> _STATED PROBLEM_:
List each line of the data that holds the string "Cbase", please.

(Dataset entries on figures)
▼
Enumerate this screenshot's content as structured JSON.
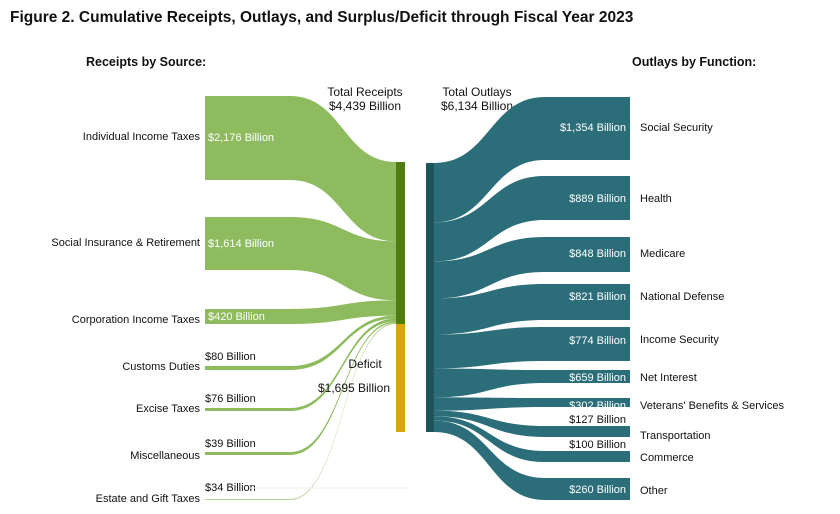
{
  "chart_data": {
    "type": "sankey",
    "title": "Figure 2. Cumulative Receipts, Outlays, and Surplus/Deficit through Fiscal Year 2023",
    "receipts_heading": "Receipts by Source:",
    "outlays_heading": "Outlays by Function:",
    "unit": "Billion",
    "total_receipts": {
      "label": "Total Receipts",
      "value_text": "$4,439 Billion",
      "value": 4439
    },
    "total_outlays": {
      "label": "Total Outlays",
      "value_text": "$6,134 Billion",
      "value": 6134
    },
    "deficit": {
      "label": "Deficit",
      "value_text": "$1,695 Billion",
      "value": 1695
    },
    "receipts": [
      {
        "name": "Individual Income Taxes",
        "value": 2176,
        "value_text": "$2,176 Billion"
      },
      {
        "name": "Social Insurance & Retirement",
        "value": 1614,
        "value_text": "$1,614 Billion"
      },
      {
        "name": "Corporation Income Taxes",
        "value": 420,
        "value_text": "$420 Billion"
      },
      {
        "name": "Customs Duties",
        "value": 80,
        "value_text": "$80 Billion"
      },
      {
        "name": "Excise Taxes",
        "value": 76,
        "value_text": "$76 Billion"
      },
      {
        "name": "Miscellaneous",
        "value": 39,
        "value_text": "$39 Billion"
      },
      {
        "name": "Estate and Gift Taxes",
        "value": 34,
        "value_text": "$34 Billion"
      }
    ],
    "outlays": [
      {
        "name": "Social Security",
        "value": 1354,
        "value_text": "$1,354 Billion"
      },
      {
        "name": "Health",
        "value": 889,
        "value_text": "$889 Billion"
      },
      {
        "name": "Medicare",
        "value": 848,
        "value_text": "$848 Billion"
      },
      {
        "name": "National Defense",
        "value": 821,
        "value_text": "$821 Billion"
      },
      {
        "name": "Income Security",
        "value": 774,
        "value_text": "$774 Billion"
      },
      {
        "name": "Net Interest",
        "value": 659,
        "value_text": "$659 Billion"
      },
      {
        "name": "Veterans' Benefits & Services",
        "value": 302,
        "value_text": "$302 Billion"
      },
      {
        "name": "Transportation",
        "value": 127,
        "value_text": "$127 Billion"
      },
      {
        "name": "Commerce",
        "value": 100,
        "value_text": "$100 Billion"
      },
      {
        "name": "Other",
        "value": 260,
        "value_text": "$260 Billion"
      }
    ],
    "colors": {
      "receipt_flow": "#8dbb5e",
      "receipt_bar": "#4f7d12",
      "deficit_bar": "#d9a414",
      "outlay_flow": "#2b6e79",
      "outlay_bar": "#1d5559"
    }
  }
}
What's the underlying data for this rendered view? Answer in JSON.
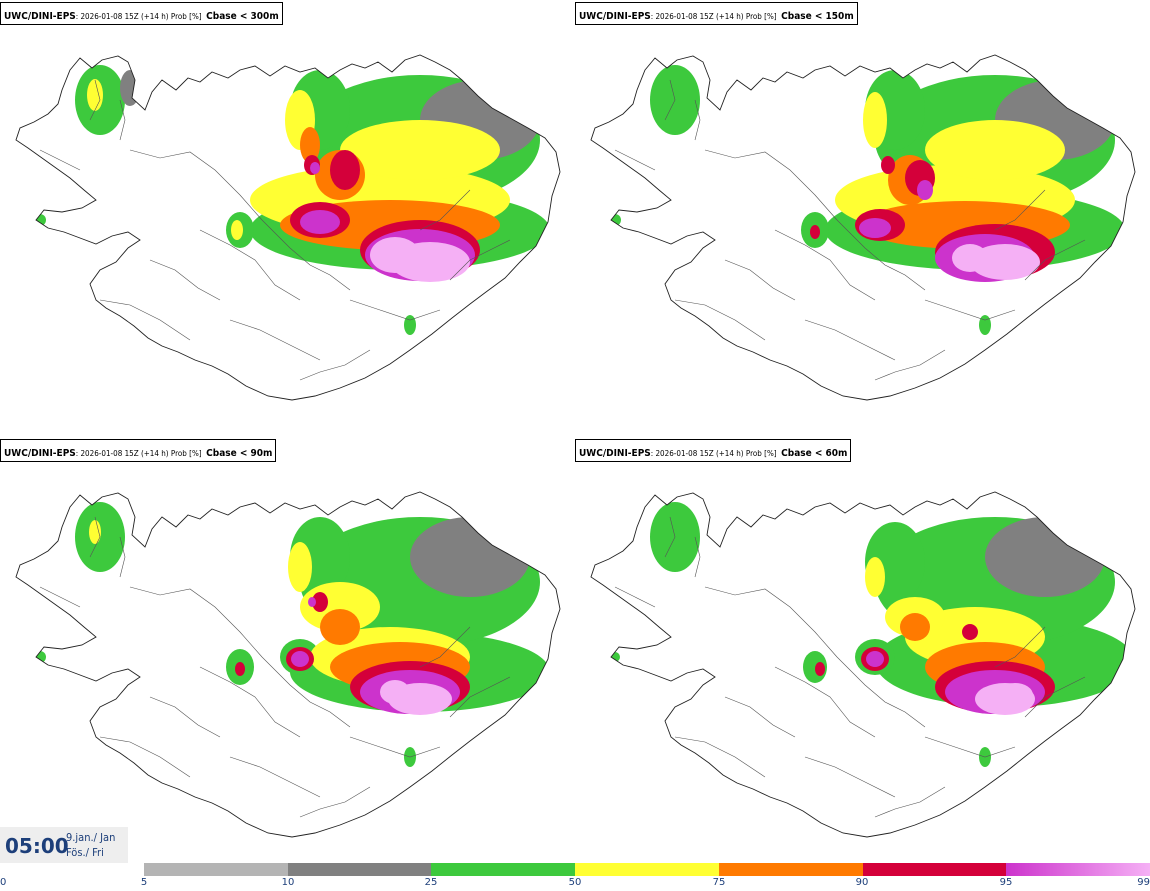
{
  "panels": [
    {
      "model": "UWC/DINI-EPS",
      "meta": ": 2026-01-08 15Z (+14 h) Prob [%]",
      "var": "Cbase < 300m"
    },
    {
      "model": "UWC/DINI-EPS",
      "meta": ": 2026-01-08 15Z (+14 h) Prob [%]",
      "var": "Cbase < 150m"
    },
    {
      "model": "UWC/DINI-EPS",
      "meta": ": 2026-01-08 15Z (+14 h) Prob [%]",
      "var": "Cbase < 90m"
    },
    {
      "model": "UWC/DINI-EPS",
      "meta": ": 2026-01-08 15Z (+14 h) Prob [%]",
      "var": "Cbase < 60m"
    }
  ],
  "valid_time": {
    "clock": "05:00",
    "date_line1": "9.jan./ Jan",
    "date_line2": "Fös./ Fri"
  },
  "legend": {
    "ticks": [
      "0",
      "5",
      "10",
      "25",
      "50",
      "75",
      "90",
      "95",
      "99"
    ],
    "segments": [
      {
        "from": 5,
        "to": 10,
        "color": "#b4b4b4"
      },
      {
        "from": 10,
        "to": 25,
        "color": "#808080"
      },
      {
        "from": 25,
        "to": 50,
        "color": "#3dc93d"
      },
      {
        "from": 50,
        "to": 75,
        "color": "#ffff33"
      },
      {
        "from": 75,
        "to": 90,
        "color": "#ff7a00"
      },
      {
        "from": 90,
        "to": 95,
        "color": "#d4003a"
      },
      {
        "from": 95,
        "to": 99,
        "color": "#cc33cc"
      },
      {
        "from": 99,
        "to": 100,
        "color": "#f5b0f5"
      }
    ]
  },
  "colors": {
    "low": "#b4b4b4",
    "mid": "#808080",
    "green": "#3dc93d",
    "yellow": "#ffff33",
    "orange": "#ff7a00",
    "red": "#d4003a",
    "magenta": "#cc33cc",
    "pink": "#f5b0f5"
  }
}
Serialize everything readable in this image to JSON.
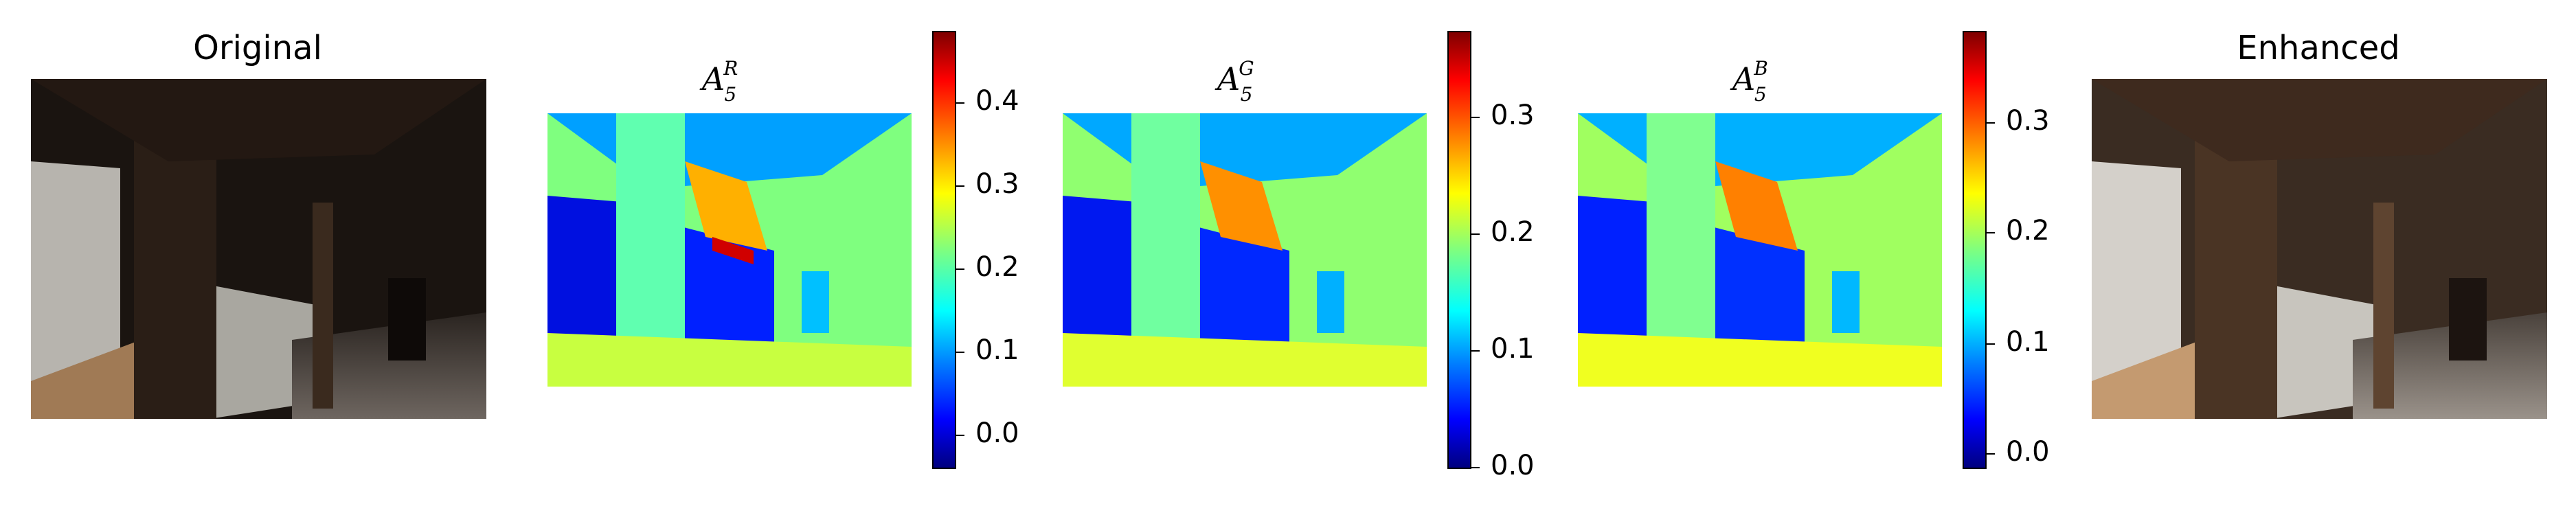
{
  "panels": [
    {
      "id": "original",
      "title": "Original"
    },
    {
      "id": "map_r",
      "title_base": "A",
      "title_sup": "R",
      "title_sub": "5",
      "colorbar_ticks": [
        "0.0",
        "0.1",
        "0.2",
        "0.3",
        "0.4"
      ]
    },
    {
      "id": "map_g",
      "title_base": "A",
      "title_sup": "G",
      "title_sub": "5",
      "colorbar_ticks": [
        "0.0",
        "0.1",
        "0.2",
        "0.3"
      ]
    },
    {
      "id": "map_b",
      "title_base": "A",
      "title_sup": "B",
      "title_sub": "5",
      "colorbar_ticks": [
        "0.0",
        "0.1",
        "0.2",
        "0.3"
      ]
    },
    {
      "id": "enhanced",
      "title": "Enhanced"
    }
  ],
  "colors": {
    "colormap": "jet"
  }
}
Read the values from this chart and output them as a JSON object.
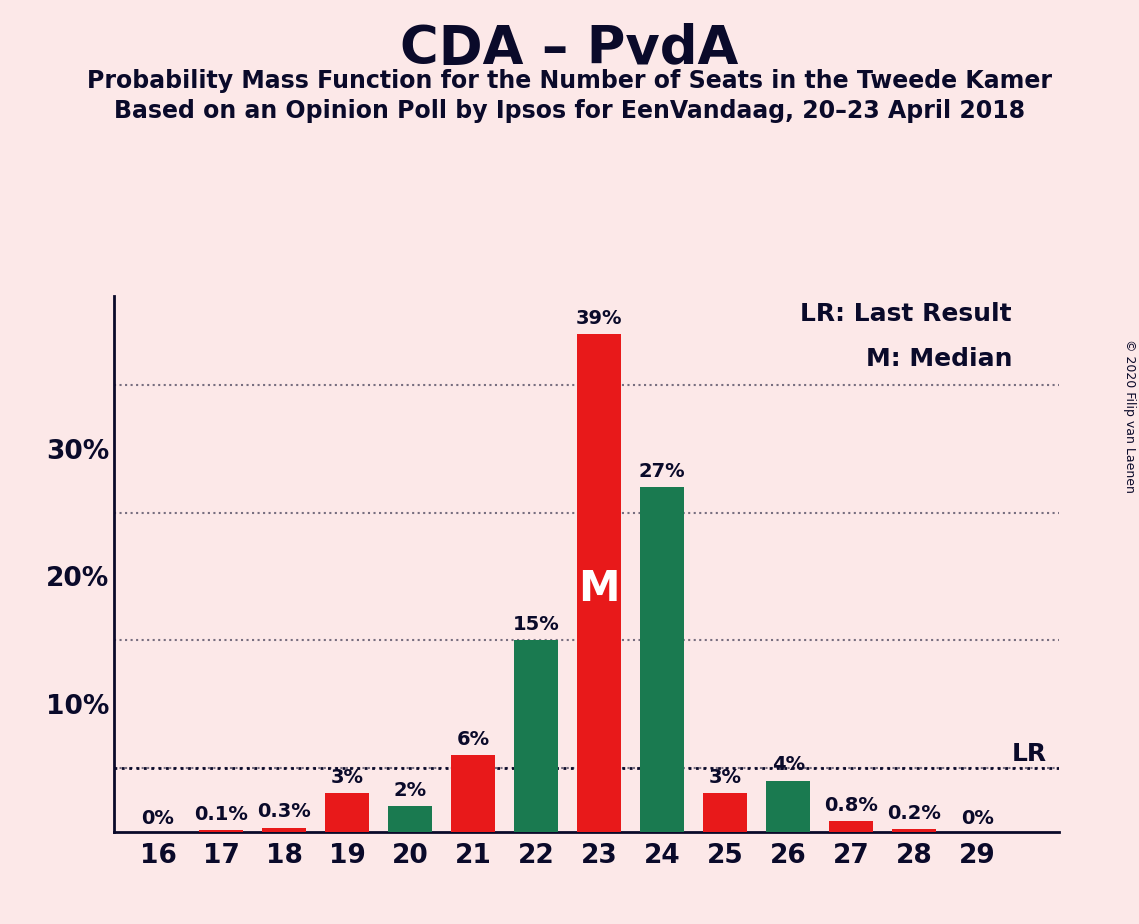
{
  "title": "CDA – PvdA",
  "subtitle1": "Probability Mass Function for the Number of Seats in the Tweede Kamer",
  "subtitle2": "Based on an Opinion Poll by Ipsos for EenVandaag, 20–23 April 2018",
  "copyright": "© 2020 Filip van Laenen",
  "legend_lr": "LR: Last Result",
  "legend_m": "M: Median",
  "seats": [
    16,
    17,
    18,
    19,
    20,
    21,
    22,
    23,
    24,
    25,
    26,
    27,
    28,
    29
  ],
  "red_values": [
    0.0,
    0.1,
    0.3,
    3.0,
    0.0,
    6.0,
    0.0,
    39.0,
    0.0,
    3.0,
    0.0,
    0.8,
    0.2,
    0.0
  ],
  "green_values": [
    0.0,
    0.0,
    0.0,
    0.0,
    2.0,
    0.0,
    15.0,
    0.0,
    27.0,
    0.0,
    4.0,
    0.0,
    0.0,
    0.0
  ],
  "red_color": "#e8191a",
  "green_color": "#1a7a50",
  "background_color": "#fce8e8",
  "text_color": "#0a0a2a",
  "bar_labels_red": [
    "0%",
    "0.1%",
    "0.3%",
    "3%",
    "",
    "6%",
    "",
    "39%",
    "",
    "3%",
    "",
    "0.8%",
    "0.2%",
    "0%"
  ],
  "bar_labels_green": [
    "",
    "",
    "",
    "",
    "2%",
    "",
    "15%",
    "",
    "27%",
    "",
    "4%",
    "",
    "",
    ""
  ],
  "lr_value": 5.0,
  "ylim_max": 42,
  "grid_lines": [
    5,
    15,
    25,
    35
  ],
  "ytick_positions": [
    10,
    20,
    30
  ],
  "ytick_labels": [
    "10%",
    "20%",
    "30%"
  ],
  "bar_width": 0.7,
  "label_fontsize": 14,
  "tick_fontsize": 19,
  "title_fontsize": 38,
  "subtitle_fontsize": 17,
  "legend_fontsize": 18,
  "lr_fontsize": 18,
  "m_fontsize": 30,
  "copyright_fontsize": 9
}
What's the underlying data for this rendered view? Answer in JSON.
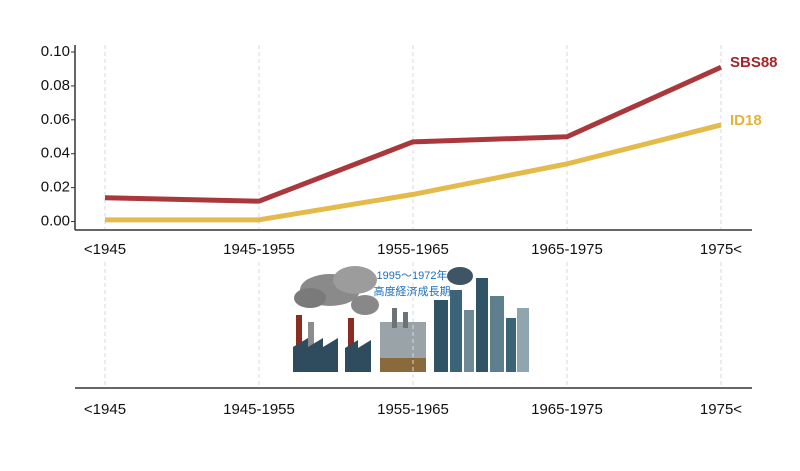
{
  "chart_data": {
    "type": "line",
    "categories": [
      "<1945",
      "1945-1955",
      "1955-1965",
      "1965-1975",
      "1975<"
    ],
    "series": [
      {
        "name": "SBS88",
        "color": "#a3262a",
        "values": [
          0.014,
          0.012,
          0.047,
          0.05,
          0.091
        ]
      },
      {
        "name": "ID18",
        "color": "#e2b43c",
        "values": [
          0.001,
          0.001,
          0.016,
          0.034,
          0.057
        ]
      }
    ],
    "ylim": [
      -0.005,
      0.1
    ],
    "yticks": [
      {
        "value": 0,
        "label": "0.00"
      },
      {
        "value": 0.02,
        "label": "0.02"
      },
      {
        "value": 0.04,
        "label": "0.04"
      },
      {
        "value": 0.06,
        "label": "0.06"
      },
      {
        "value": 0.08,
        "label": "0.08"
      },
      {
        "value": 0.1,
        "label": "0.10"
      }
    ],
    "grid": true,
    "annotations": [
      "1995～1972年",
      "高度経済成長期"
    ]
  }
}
▲
> _OUTPUT FOR THIS EXERCISE_:
      "var": "Cbase < 300m"
      "var": "Cbase < 150m"
      "var": "Cbase < 90m"
      "var": "Cbase < 60m"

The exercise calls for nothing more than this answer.